Quote, verbatim, all material below, without pictures.

╭──

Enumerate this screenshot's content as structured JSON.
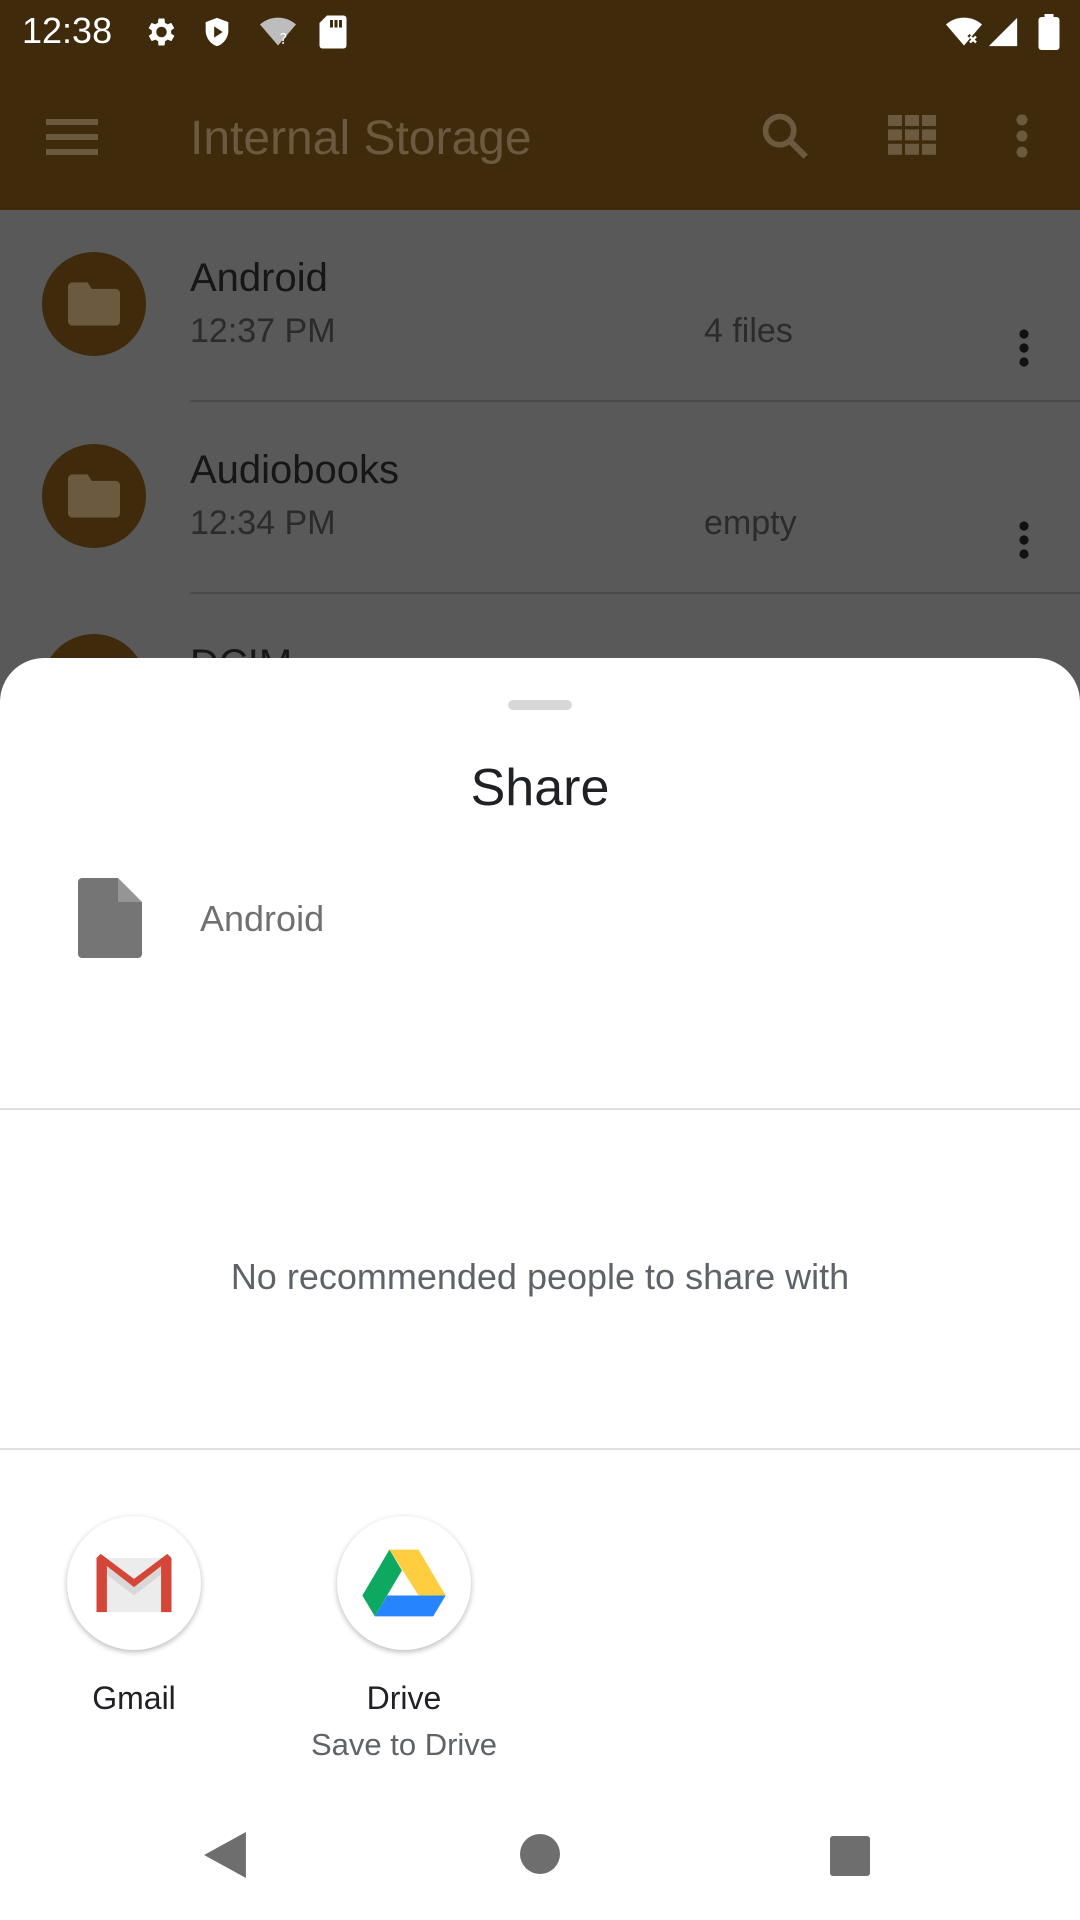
{
  "status_bar": {
    "time": "12:38",
    "icons": [
      "settings-icon",
      "shield-icon",
      "wifi-question-icon",
      "sd-card-icon",
      "wifi-x-icon",
      "signal-icon",
      "battery-icon"
    ]
  },
  "app_bar": {
    "title": "Internal Storage",
    "icons": [
      "menu-icon",
      "search-icon",
      "grid-view-icon",
      "more-vert-icon"
    ]
  },
  "file_list": [
    {
      "name": "Android",
      "date": "12:37 PM",
      "info": "4 files"
    },
    {
      "name": "Audiobooks",
      "date": "12:34 PM",
      "info": "empty"
    },
    {
      "name": "DCIM",
      "date": "",
      "info": ""
    }
  ],
  "share_sheet": {
    "title": "Share",
    "file_name": "Android",
    "empty_message": "No recommended people to share with",
    "targets": [
      {
        "name": "Gmail",
        "subtitle": ""
      },
      {
        "name": "Drive",
        "subtitle": "Save to Drive"
      }
    ]
  },
  "nav_bar": {
    "buttons": [
      "back-icon",
      "home-icon",
      "recents-icon"
    ]
  },
  "colors": {
    "app_bar_dimmed": "#3f2a0b",
    "scrim": "#595959",
    "sheet_bg": "#ffffff"
  }
}
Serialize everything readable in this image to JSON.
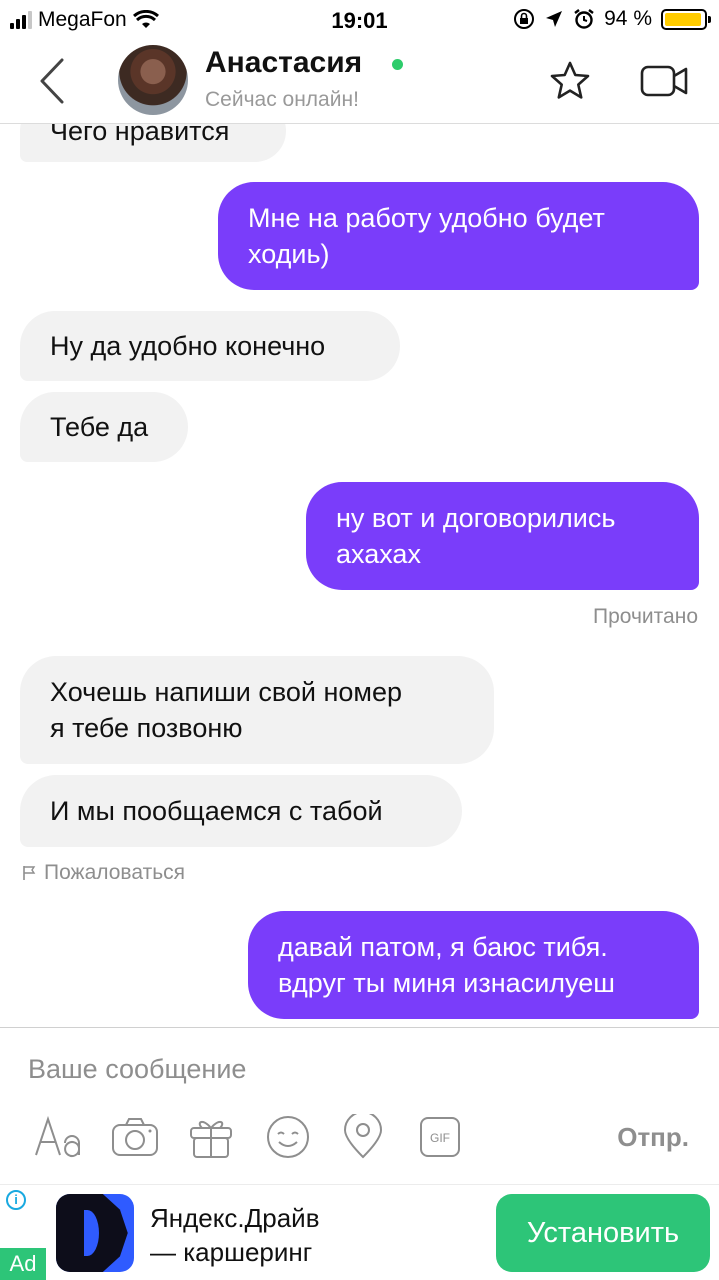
{
  "status_bar": {
    "carrier": "MegaFon",
    "time": "19:01",
    "battery_percent": "94 %",
    "battery_level": 0.94,
    "icons": [
      "signal-icon",
      "wifi-icon",
      "rotation-lock-icon",
      "location-icon",
      "alarm-icon",
      "battery-icon"
    ]
  },
  "header": {
    "name": "Анастасия",
    "status": "Сейчас онлайн!",
    "online_color": "#2dcc6b",
    "icons": [
      "back-icon",
      "star-icon",
      "video-call-icon"
    ]
  },
  "messages": [
    {
      "direction": "in",
      "lines": [
        "Чего нравится"
      ]
    },
    {
      "direction": "out",
      "lines": [
        "Мне на работу удобно будет",
        "ходиь)"
      ]
    },
    {
      "direction": "in",
      "lines": [
        "Ну да удобно конечно"
      ]
    },
    {
      "direction": "in",
      "lines": [
        "Тебе да"
      ]
    },
    {
      "direction": "out",
      "lines": [
        "ну вот и договорились",
        "ахахах"
      ]
    },
    {
      "direction": "in",
      "lines": [
        "Хочешь напиши свой номер",
        "я тебе позвоню"
      ]
    },
    {
      "direction": "in",
      "lines": [
        "И мы пообщаемся с табой"
      ]
    },
    {
      "direction": "out",
      "lines": [
        "давай патом, я баюс тибя.",
        "вдруг ты миня изнасилуеш"
      ]
    }
  ],
  "read_status": "Прочитано",
  "complain_label": "Пожаловаться",
  "composer": {
    "placeholder": "Ваше сообщение",
    "send_label": "Отпр.",
    "tools": [
      "text-format-icon",
      "camera-icon",
      "gift-icon",
      "emoji-icon",
      "location-pin-icon",
      "gif-icon"
    ],
    "gif_text": "GIF"
  },
  "ad": {
    "badge": "Ad",
    "info": "i",
    "title_line1": "Яндекс.Драйв",
    "title_line2": "— каршеринг",
    "button_label": "Установить",
    "button_color": "#2dc578"
  },
  "colors": {
    "outgoing_bubble": "#7a3dfa",
    "incoming_bubble": "#f2f2f2"
  }
}
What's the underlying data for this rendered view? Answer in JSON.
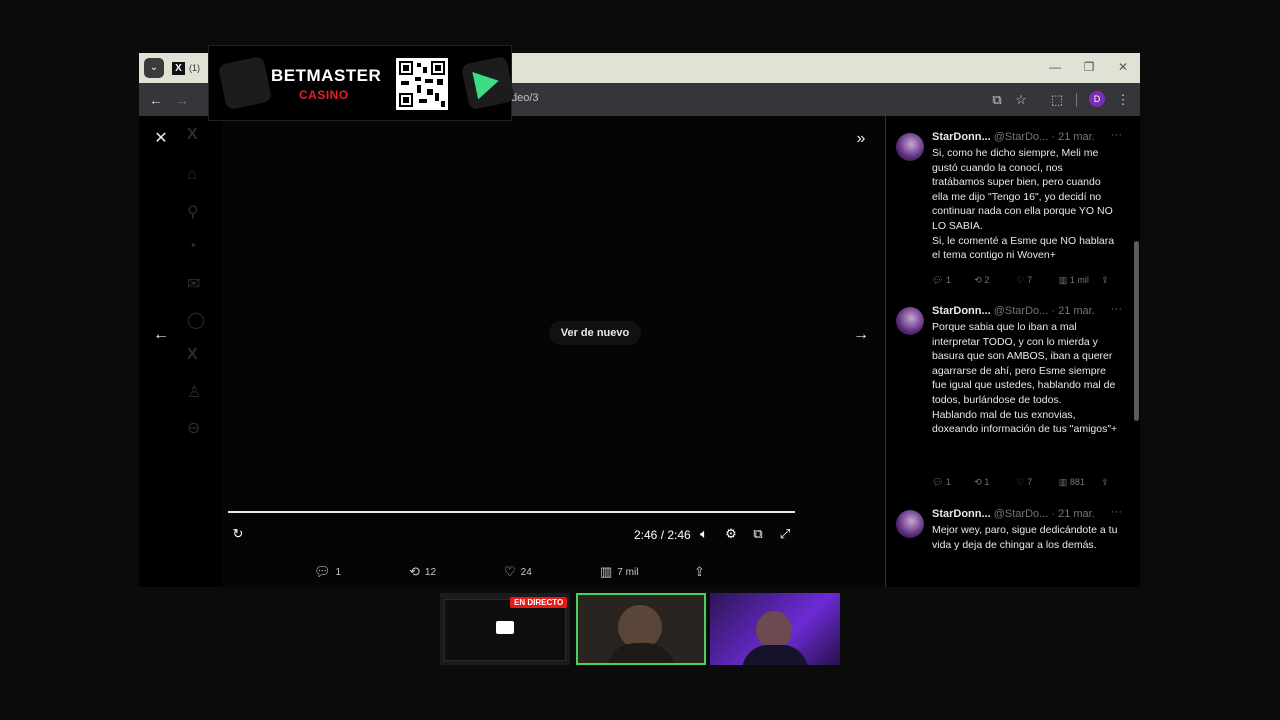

╰──

# Answer for this exercise:
Enumerate this screenshot's content as structured JSON.
{
  "status_bar": {
    "time": "12:38",
    "icons": [
      "settings-icon",
      "shield-icon",
      "wifi-question-icon",
      "sd-card-icon",
      "wifi-x-icon",
      "signal-icon",
      "battery-icon"
    ]
  },
  "app_bar": {
    "title": "Internal Storage",
    "icons": [
      "menu-icon",
      "search-icon",
      "grid-view-icon",
      "more-vert-icon"
    ]
  },
  "file_list": [
    {
      "name": "Android",
      "date": "12:37 PM",
      "info": "4 files"
    },
    {
      "name": "Audiobooks",
      "date": "12:34 PM",
      "info": "empty"
    },
    {
      "name": "DCIM",
      "date": "",
      "info": ""
    }
  ],
  "share_sheet": {
    "title": "Share",
    "file_name": "Android",
    "empty_message": "No recommended people to share with",
    "targets": [
      {
        "name": "Gmail",
        "subtitle": ""
      },
      {
        "name": "Drive",
        "subtitle": "Save to Drive"
      }
    ]
  },
  "nav_bar": {
    "buttons": [
      "back-icon",
      "home-icon",
      "recents-icon"
    ]
  },
  "colors": {
    "app_bar_dimmed": "#3f2a0b",
    "scrim": "#595959",
    "sheet_bg": "#ffffff"
  }
}
Serialize everything readable in this image to JSON.
{
  "status_bar": {
    "carrier": "MegaFon",
    "time": "19:01",
    "battery_percent": "94 %",
    "battery_level": 0.94,
    "icons": [
      "signal-icon",
      "wifi-icon",
      "rotation-lock-icon",
      "location-icon",
      "alarm-icon",
      "battery-icon"
    ]
  },
  "header": {
    "name": "Анастасия",
    "status": "Сейчас онлайн!",
    "online_color": "#2dcc6b",
    "icons": [
      "back-icon",
      "star-icon",
      "video-call-icon"
    ]
  },
  "messages": [
    {
      "direction": "in",
      "lines": [
        "Чего нравится"
      ]
    },
    {
      "direction": "out",
      "lines": [
        "Мне на работу удобно будет",
        "ходиь)"
      ]
    },
    {
      "direction": "in",
      "lines": [
        "Ну да удобно конечно"
      ]
    },
    {
      "direction": "in",
      "lines": [
        "Тебе да"
      ]
    },
    {
      "direction": "out",
      "lines": [
        "ну вот и договорились",
        "ахахах"
      ]
    },
    {
      "direction": "in",
      "lines": [
        "Хочешь напиши свой номер",
        "я тебе позвоню"
      ]
    },
    {
      "direction": "in",
      "lines": [
        "И мы пообщаемся с табой"
      ]
    },
    {
      "direction": "out",
      "lines": [
        "давай патом, я баюс тибя.",
        "вдруг ты миня изнасилуеш"
      ]
    }
  ],
  "read_status": "Прочитано",
  "complain_label": "Пожаловаться",
  "composer": {
    "placeholder": "Ваше сообщение",
    "send_label": "Отпр.",
    "tools": [
      "text-format-icon",
      "camera-icon",
      "gift-icon",
      "emoji-icon",
      "location-pin-icon",
      "gif-icon"
    ],
    "gif_text": "GIF"
  },
  "ad": {
    "badge": "Ad",
    "info": "i",
    "title_line1": "Яндекс.Драйв",
    "title_line2": "— каршеринг",
    "button_label": "Установить",
    "button_color": "#2dc578"
  },
  "colors": {
    "outgoing_bubble": "#7a3dfa",
    "incoming_bubble": "#f2f2f2"
  }
}
What's the underlying data for this rendered view? Answer in JSON.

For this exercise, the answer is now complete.